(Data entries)
--- START ---

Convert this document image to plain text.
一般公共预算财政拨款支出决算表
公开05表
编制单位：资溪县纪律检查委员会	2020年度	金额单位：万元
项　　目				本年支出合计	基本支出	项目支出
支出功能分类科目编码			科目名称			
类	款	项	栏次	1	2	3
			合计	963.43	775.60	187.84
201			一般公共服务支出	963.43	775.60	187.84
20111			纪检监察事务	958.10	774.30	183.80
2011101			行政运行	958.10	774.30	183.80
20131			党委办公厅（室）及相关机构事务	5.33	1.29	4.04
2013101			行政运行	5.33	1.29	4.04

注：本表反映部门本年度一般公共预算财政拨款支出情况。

--- END ---
--- START ---

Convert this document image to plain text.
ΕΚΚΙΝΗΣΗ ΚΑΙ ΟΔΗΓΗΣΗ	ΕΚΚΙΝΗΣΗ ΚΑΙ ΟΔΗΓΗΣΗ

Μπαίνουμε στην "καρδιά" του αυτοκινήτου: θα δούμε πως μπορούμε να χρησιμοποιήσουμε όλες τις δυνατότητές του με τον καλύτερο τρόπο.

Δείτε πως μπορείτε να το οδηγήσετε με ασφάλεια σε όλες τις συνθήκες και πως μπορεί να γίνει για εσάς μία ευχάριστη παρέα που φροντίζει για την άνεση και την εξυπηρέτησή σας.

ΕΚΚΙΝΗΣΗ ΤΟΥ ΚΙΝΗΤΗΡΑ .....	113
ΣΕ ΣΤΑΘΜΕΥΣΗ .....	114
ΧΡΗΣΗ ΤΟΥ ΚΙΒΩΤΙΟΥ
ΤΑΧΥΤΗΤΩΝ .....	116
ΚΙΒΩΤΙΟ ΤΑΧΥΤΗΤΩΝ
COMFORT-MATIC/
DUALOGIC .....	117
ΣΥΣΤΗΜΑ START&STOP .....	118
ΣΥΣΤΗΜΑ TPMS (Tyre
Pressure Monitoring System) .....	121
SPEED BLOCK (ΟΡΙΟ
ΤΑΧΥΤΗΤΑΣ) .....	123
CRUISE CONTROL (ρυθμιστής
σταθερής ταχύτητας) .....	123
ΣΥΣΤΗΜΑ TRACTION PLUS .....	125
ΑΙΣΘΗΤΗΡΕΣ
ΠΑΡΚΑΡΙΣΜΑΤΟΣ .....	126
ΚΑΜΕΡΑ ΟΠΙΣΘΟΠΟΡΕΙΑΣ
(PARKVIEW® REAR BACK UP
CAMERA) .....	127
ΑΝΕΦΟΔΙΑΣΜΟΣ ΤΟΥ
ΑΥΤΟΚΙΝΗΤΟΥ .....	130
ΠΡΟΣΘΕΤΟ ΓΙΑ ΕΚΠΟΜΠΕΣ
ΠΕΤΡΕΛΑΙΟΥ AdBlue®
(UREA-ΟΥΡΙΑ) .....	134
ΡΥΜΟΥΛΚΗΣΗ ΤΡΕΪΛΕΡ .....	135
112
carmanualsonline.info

--- END ---

**Given exercise**
Scan the entries above for the word "όλες" and collect each line holding it.

**Final result**
Μπαίνουμε στην "καρδιά" του αυτοκινήτου: θα δούμε πως μπορούμε να χρησιμοποιήσουμε όλες τις δυνατότητές του με τον καλύτερο τρόπο.
Δείτε πως μπορείτε να το οδηγήσετε με ασφάλεια σε όλες τις συνθήκες και πως μπορεί να γίνει για εσάς μία ευχάριστη παρέα που φροντίζει για την άνεση και την εξυπηρέτησή σας.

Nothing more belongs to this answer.